Scan the material below for lines with the word "table" and report how many there are, with nothing added.
________
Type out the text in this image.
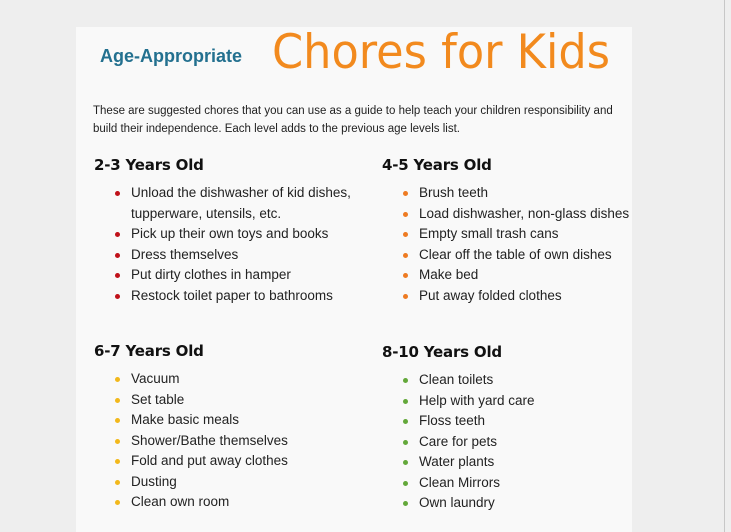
Age-Appropriate Chores for Kids
These are suggested chores that you can use as a guide to help teach your children responsibility and build their independence. Each level adds to the previous age levels list.
2-3 Years Old
Unload the dishwasher of kid dishes, tupperware, utensils, etc.
Pick up their own toys and books
Dress themselves
Put dirty clothes in hamper
Restock toilet paper to bathrooms
4-5 Years Old
Brush teeth
Load dishwasher, non-glass dishes
Empty small trash cans
Clear off the table of own dishes
Make bed
Put away folded clothes
6-7 Years Old
Vacuum
Set table
Make basic meals
Shower/Bathe themselves
Fold and put away clothes
Dusting
Clean own room
8-10 Years Old
Clean toilets
Help with yard care
Floss teeth
Care for pets
Water plants
Clean Mirrors
Own laundry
________
• _Answer to the exercise_:
2